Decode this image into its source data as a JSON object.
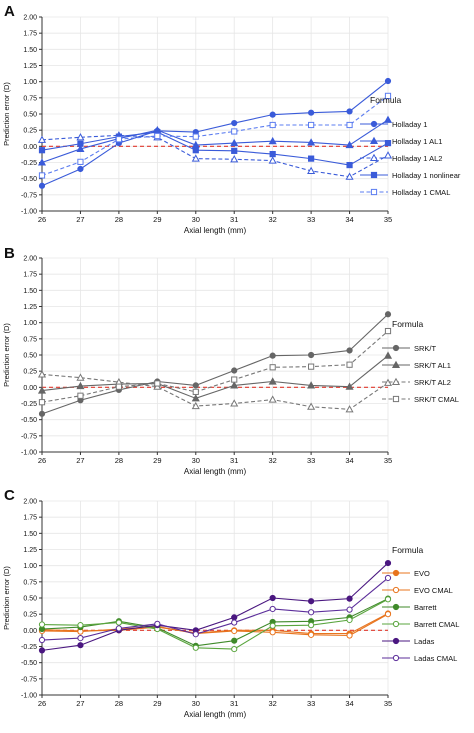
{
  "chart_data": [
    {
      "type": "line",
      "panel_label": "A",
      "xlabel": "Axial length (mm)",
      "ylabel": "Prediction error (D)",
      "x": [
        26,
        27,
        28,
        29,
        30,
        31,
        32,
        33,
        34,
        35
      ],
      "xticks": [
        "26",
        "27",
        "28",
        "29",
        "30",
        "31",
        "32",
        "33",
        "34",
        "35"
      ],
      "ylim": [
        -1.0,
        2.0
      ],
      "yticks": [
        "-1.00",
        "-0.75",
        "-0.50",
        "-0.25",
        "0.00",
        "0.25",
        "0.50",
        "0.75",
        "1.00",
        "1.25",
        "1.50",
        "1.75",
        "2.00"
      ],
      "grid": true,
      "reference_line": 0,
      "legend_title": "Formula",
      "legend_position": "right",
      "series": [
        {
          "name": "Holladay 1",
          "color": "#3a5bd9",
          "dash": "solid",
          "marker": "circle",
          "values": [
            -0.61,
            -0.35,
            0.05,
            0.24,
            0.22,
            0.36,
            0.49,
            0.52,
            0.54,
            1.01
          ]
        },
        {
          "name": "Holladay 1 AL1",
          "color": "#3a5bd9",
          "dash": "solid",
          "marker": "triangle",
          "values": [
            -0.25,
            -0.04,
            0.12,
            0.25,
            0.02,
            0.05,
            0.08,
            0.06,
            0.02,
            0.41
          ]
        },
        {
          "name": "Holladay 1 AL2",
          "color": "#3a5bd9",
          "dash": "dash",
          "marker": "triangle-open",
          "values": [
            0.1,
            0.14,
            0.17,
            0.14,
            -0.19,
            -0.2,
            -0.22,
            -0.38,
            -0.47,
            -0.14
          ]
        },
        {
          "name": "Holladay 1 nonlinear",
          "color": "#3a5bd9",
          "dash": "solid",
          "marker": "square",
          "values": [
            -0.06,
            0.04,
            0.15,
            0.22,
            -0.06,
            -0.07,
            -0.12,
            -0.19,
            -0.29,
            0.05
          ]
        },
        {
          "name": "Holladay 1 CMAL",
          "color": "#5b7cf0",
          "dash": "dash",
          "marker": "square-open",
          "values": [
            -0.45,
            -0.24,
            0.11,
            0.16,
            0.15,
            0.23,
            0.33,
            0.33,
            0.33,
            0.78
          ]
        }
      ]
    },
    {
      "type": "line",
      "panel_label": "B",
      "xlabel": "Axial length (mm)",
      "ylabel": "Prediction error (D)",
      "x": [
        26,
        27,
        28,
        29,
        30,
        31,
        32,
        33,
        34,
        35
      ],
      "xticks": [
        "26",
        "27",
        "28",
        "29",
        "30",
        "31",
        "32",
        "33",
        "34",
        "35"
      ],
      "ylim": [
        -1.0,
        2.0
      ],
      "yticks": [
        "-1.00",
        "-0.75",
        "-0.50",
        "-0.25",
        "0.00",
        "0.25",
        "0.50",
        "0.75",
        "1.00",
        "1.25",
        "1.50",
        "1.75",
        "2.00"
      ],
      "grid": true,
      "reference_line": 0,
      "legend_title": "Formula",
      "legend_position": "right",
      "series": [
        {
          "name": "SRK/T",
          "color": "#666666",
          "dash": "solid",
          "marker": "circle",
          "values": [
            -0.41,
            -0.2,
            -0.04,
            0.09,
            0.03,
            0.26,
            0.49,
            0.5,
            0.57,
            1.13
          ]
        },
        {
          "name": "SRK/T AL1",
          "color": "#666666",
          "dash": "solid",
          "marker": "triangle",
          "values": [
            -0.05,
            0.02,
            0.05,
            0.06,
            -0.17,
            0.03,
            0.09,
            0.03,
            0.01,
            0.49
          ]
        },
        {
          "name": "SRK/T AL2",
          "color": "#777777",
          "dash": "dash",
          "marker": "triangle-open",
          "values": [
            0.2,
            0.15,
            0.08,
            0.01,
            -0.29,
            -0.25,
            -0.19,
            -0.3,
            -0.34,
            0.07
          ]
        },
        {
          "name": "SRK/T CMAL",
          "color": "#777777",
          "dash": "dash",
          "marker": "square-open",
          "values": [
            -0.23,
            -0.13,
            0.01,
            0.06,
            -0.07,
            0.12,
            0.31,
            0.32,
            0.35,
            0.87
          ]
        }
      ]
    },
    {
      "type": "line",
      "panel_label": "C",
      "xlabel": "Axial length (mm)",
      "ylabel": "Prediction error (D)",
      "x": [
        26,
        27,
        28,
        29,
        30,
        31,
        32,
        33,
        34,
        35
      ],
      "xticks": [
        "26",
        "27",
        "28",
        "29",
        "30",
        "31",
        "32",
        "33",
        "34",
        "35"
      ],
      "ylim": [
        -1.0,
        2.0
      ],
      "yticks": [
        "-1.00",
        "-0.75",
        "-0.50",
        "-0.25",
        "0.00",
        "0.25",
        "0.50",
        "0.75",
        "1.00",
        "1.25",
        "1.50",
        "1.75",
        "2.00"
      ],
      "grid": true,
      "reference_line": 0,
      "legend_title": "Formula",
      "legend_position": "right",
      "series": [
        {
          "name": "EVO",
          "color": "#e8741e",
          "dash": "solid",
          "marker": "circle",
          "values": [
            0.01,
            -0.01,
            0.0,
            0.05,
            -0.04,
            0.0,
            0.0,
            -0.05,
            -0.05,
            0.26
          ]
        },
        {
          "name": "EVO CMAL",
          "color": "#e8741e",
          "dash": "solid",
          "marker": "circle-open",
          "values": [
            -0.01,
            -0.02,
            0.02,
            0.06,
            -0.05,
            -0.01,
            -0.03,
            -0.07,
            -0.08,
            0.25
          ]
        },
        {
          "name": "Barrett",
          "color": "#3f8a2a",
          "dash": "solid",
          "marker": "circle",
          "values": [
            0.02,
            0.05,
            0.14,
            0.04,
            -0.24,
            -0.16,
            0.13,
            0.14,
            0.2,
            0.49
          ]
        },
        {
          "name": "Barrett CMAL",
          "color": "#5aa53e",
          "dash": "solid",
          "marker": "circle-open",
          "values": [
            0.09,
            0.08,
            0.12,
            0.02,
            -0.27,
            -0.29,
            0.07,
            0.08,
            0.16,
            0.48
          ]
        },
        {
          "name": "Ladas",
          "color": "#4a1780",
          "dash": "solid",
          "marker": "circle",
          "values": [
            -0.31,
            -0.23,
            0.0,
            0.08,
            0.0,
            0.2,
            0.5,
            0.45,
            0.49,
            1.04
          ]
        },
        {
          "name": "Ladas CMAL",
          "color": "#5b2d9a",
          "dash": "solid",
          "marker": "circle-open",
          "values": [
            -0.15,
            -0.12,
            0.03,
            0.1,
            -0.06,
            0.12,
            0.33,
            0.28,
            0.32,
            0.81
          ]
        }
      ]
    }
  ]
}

WHAT THE EXERCISE ASKS. Your copy should match the entries exactly, minus the pictures.

OUTPUT BELOW.
Decode this image into its source data as a JSON object.
{
  "chart_data": [
    {
      "type": "line",
      "panel_label": "A",
      "xlabel": "Axial length (mm)",
      "ylabel": "Prediction error (D)",
      "x": [
        26,
        27,
        28,
        29,
        30,
        31,
        32,
        33,
        34,
        35
      ],
      "xticks": [
        "26",
        "27",
        "28",
        "29",
        "30",
        "31",
        "32",
        "33",
        "34",
        "35"
      ],
      "ylim": [
        -1.0,
        2.0
      ],
      "yticks": [
        "-1.00",
        "-0.75",
        "-0.50",
        "-0.25",
        "0.00",
        "0.25",
        "0.50",
        "0.75",
        "1.00",
        "1.25",
        "1.50",
        "1.75",
        "2.00"
      ],
      "grid": true,
      "reference_line": 0,
      "legend_title": "Formula",
      "legend_position": "right",
      "series": [
        {
          "name": "Holladay 1",
          "color": "#3a5bd9",
          "dash": "solid",
          "marker": "circle",
          "values": [
            -0.61,
            -0.35,
            0.05,
            0.24,
            0.22,
            0.36,
            0.49,
            0.52,
            0.54,
            1.01
          ]
        },
        {
          "name": "Holladay 1 AL1",
          "color": "#3a5bd9",
          "dash": "solid",
          "marker": "triangle",
          "values": [
            -0.25,
            -0.04,
            0.12,
            0.25,
            0.02,
            0.05,
            0.08,
            0.06,
            0.02,
            0.41
          ]
        },
        {
          "name": "Holladay 1 AL2",
          "color": "#3a5bd9",
          "dash": "dash",
          "marker": "triangle-open",
          "values": [
            0.1,
            0.14,
            0.17,
            0.14,
            -0.19,
            -0.2,
            -0.22,
            -0.38,
            -0.47,
            -0.14
          ]
        },
        {
          "name": "Holladay 1 nonlinear",
          "color": "#3a5bd9",
          "dash": "solid",
          "marker": "square",
          "values": [
            -0.06,
            0.04,
            0.15,
            0.22,
            -0.06,
            -0.07,
            -0.12,
            -0.19,
            -0.29,
            0.05
          ]
        },
        {
          "name": "Holladay 1 CMAL",
          "color": "#5b7cf0",
          "dash": "dash",
          "marker": "square-open",
          "values": [
            -0.45,
            -0.24,
            0.11,
            0.16,
            0.15,
            0.23,
            0.33,
            0.33,
            0.33,
            0.78
          ]
        }
      ]
    },
    {
      "type": "line",
      "panel_label": "B",
      "xlabel": "Axial length (mm)",
      "ylabel": "Prediction error (D)",
      "x": [
        26,
        27,
        28,
        29,
        30,
        31,
        32,
        33,
        34,
        35
      ],
      "xticks": [
        "26",
        "27",
        "28",
        "29",
        "30",
        "31",
        "32",
        "33",
        "34",
        "35"
      ],
      "ylim": [
        -1.0,
        2.0
      ],
      "yticks": [
        "-1.00",
        "-0.75",
        "-0.50",
        "-0.25",
        "0.00",
        "0.25",
        "0.50",
        "0.75",
        "1.00",
        "1.25",
        "1.50",
        "1.75",
        "2.00"
      ],
      "grid": true,
      "reference_line": 0,
      "legend_title": "Formula",
      "legend_position": "right",
      "series": [
        {
          "name": "SRK/T",
          "color": "#666666",
          "dash": "solid",
          "marker": "circle",
          "values": [
            -0.41,
            -0.2,
            -0.04,
            0.09,
            0.03,
            0.26,
            0.49,
            0.5,
            0.57,
            1.13
          ]
        },
        {
          "name": "SRK/T AL1",
          "color": "#666666",
          "dash": "solid",
          "marker": "triangle",
          "values": [
            -0.05,
            0.02,
            0.05,
            0.06,
            -0.17,
            0.03,
            0.09,
            0.03,
            0.01,
            0.49
          ]
        },
        {
          "name": "SRK/T AL2",
          "color": "#777777",
          "dash": "dash",
          "marker": "triangle-open",
          "values": [
            0.2,
            0.15,
            0.08,
            0.01,
            -0.29,
            -0.25,
            -0.19,
            -0.3,
            -0.34,
            0.07
          ]
        },
        {
          "name": "SRK/T CMAL",
          "color": "#777777",
          "dash": "dash",
          "marker": "square-open",
          "values": [
            -0.23,
            -0.13,
            0.01,
            0.06,
            -0.07,
            0.12,
            0.31,
            0.32,
            0.35,
            0.87
          ]
        }
      ]
    },
    {
      "type": "line",
      "panel_label": "C",
      "xlabel": "Axial length (mm)",
      "ylabel": "Prediction error (D)",
      "x": [
        26,
        27,
        28,
        29,
        30,
        31,
        32,
        33,
        34,
        35
      ],
      "xticks": [
        "26",
        "27",
        "28",
        "29",
        "30",
        "31",
        "32",
        "33",
        "34",
        "35"
      ],
      "ylim": [
        -1.0,
        2.0
      ],
      "yticks": [
        "-1.00",
        "-0.75",
        "-0.50",
        "-0.25",
        "0.00",
        "0.25",
        "0.50",
        "0.75",
        "1.00",
        "1.25",
        "1.50",
        "1.75",
        "2.00"
      ],
      "grid": true,
      "reference_line": 0,
      "legend_title": "Formula",
      "legend_position": "right",
      "series": [
        {
          "name": "EVO",
          "color": "#e8741e",
          "dash": "solid",
          "marker": "circle",
          "values": [
            0.01,
            -0.01,
            0.0,
            0.05,
            -0.04,
            0.0,
            0.0,
            -0.05,
            -0.05,
            0.26
          ]
        },
        {
          "name": "EVO CMAL",
          "color": "#e8741e",
          "dash": "solid",
          "marker": "circle-open",
          "values": [
            -0.01,
            -0.02,
            0.02,
            0.06,
            -0.05,
            -0.01,
            -0.03,
            -0.07,
            -0.08,
            0.25
          ]
        },
        {
          "name": "Barrett",
          "color": "#3f8a2a",
          "dash": "solid",
          "marker": "circle",
          "values": [
            0.02,
            0.05,
            0.14,
            0.04,
            -0.24,
            -0.16,
            0.13,
            0.14,
            0.2,
            0.49
          ]
        },
        {
          "name": "Barrett CMAL",
          "color": "#5aa53e",
          "dash": "solid",
          "marker": "circle-open",
          "values": [
            0.09,
            0.08,
            0.12,
            0.02,
            -0.27,
            -0.29,
            0.07,
            0.08,
            0.16,
            0.48
          ]
        },
        {
          "name": "Ladas",
          "color": "#4a1780",
          "dash": "solid",
          "marker": "circle",
          "values": [
            -0.31,
            -0.23,
            0.0,
            0.08,
            0.0,
            0.2,
            0.5,
            0.45,
            0.49,
            1.04
          ]
        },
        {
          "name": "Ladas CMAL",
          "color": "#5b2d9a",
          "dash": "solid",
          "marker": "circle-open",
          "values": [
            -0.15,
            -0.12,
            0.03,
            0.1,
            -0.06,
            0.12,
            0.33,
            0.28,
            0.32,
            0.81
          ]
        }
      ]
    }
  ]
}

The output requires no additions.